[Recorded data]

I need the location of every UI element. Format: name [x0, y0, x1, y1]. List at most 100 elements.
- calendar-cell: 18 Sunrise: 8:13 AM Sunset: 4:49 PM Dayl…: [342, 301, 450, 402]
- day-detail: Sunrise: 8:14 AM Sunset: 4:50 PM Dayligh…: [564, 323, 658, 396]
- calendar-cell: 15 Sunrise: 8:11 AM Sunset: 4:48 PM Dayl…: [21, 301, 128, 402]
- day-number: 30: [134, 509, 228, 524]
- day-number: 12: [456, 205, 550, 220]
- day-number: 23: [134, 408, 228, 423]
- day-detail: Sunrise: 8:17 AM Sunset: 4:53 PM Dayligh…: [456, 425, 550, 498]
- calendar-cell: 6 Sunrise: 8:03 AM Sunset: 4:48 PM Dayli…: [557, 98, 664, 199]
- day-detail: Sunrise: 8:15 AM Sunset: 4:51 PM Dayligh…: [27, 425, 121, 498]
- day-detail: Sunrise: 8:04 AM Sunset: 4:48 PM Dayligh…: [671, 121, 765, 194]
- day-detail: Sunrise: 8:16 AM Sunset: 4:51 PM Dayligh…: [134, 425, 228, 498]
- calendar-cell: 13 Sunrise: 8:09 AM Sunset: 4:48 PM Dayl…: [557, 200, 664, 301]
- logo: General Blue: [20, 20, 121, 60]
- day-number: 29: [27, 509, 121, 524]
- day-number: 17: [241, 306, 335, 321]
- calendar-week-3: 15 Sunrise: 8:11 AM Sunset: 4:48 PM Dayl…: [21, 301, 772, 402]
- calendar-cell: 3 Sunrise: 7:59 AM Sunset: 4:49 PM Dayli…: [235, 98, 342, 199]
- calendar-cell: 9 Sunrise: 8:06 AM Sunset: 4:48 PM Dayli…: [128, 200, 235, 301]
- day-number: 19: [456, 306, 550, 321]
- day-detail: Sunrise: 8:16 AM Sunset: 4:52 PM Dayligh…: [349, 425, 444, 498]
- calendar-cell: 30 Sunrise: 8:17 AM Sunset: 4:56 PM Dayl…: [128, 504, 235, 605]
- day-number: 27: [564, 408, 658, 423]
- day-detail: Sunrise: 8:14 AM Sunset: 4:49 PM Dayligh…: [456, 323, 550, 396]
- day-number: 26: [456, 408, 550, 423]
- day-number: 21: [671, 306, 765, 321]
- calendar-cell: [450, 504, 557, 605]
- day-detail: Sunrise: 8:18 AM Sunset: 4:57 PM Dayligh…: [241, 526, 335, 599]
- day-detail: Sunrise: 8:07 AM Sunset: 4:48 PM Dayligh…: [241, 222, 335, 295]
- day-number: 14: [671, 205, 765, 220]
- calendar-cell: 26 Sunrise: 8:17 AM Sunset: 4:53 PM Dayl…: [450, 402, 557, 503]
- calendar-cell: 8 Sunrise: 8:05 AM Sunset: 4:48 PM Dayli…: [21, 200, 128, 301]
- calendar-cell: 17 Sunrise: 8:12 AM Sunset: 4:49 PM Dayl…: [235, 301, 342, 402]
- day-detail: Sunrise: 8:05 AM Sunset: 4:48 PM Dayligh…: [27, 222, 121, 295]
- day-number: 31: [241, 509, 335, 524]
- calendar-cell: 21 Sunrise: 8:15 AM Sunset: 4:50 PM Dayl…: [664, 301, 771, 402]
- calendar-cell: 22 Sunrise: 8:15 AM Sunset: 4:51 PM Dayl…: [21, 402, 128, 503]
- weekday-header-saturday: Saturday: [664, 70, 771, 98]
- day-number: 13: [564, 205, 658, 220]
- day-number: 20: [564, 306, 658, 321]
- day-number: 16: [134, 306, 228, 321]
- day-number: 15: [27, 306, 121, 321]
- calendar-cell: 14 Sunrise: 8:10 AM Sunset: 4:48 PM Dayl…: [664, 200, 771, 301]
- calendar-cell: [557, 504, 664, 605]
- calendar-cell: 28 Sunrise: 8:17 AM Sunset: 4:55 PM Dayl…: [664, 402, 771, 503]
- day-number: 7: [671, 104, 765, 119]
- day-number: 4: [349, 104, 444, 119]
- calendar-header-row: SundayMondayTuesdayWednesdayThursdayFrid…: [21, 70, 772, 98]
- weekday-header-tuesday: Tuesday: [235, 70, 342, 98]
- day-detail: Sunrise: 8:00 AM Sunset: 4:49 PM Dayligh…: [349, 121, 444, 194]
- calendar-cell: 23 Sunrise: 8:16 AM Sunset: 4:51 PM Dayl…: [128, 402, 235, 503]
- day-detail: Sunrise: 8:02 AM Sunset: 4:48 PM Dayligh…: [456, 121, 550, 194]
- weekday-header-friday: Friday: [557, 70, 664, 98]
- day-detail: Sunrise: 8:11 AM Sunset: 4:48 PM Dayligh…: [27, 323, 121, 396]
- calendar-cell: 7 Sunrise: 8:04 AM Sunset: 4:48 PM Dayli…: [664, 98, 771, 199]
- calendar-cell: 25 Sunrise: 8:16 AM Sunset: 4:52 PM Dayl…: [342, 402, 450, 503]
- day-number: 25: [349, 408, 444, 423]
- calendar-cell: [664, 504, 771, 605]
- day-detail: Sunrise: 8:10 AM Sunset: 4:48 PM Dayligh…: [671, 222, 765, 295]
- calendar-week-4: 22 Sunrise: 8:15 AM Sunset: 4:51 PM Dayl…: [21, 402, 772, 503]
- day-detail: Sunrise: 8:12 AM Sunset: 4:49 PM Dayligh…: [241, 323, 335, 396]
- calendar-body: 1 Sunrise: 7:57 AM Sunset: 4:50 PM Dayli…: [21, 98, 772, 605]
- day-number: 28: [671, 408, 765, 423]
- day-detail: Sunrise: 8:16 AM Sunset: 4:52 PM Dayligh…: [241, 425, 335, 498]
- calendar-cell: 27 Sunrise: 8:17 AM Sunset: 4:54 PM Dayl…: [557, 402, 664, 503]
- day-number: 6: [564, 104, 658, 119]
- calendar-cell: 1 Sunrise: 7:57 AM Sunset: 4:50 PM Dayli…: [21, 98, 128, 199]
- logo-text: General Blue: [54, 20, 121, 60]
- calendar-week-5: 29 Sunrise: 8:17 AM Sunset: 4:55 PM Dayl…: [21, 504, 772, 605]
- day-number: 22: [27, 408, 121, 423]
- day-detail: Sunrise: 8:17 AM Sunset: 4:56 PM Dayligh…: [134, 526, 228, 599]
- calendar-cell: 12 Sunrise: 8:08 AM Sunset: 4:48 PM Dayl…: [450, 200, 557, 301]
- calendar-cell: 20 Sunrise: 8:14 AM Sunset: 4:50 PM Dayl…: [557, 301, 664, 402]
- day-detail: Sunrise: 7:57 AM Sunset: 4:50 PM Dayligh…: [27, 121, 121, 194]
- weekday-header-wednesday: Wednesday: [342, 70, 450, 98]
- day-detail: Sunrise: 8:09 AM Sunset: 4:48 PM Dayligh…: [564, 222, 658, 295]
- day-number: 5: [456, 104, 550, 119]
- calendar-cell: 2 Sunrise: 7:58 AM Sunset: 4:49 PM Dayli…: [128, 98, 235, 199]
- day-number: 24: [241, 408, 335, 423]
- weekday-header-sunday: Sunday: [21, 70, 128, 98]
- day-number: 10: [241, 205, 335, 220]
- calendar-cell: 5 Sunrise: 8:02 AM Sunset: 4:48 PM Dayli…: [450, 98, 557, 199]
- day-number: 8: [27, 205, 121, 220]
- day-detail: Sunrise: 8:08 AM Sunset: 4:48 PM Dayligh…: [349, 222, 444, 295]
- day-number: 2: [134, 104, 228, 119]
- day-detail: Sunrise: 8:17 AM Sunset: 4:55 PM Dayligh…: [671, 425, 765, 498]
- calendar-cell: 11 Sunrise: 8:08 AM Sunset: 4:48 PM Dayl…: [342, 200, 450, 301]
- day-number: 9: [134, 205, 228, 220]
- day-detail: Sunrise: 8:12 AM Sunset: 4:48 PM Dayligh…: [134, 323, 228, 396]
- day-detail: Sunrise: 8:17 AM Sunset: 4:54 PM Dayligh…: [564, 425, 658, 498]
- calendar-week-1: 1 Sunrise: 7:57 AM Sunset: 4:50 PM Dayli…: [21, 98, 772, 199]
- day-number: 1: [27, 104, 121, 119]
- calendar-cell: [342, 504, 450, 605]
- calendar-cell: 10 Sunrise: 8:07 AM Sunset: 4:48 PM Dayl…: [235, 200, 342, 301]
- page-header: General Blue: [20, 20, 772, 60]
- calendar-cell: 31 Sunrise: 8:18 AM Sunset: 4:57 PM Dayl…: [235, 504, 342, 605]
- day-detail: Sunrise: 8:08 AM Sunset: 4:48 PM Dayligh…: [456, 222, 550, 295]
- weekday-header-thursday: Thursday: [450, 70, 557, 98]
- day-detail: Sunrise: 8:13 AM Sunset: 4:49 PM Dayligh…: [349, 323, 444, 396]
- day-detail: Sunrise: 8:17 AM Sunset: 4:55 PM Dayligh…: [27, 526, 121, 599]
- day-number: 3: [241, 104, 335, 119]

> [OBJECTIVE]:
Can you edit the data from its start through the line containing "- calendar-cell: 18" so that "location" becomes "position" and nothing else changes?

> [EXERCISE RESULT]:
I need the position of every UI element. Format: name [x0, y0, x1, y1]. List at most 100 elements.
- calendar-cell: 18 Sunrise: 8:13 AM Sunset: 4:49 PM Dayl…: [342, 301, 450, 402]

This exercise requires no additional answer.